>> Start SUPPLIED DATA

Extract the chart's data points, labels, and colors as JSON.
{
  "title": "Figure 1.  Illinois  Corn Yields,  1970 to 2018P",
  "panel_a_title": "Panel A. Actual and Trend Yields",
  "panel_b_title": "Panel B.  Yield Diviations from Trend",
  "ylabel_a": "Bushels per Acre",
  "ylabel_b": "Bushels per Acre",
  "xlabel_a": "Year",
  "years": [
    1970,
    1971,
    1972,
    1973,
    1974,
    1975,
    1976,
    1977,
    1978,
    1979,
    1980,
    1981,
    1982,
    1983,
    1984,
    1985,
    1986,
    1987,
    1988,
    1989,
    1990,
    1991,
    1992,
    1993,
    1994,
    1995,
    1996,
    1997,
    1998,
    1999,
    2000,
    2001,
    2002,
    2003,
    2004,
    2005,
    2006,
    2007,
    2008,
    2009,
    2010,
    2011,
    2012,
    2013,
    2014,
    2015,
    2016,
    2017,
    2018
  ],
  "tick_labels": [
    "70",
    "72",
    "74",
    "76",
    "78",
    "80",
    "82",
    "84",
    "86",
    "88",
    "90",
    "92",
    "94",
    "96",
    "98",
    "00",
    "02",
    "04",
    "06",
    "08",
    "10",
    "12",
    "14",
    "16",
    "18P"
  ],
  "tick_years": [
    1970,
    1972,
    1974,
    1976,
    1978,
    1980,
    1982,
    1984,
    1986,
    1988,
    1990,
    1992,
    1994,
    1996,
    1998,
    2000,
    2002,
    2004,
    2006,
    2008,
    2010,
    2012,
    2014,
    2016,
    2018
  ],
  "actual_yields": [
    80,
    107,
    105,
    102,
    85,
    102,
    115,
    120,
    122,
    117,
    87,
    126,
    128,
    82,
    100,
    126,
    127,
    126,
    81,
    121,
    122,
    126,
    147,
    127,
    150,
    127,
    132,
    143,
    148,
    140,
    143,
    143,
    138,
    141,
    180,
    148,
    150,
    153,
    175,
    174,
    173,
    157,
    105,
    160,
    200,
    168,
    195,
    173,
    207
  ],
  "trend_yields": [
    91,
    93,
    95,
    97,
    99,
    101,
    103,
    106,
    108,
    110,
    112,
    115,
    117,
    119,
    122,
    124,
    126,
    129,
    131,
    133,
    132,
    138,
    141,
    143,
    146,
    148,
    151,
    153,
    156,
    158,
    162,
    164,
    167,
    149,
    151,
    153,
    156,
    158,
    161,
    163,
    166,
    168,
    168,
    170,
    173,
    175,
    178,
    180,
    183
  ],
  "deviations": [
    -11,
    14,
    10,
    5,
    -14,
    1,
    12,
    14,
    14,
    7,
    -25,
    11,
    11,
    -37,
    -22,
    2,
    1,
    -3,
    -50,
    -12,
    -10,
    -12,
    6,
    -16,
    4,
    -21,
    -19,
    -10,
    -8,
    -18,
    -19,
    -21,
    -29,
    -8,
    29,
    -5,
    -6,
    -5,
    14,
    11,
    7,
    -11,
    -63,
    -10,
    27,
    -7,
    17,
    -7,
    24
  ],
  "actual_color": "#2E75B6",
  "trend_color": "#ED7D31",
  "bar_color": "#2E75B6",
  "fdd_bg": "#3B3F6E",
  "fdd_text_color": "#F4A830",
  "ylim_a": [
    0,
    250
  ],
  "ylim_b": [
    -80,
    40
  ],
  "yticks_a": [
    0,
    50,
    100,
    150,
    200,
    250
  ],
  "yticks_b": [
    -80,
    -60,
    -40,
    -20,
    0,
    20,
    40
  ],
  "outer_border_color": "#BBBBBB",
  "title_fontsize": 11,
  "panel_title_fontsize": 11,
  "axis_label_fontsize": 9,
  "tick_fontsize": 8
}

>> End SUPPLIED DATA

> WHAT IS REQUIRED
Collect each line holding the string "Bushels".

> SOLVED EXERCISE
  "ylabel_a": "Bushels per Acre",
  "ylabel_b": "Bushels per Acre",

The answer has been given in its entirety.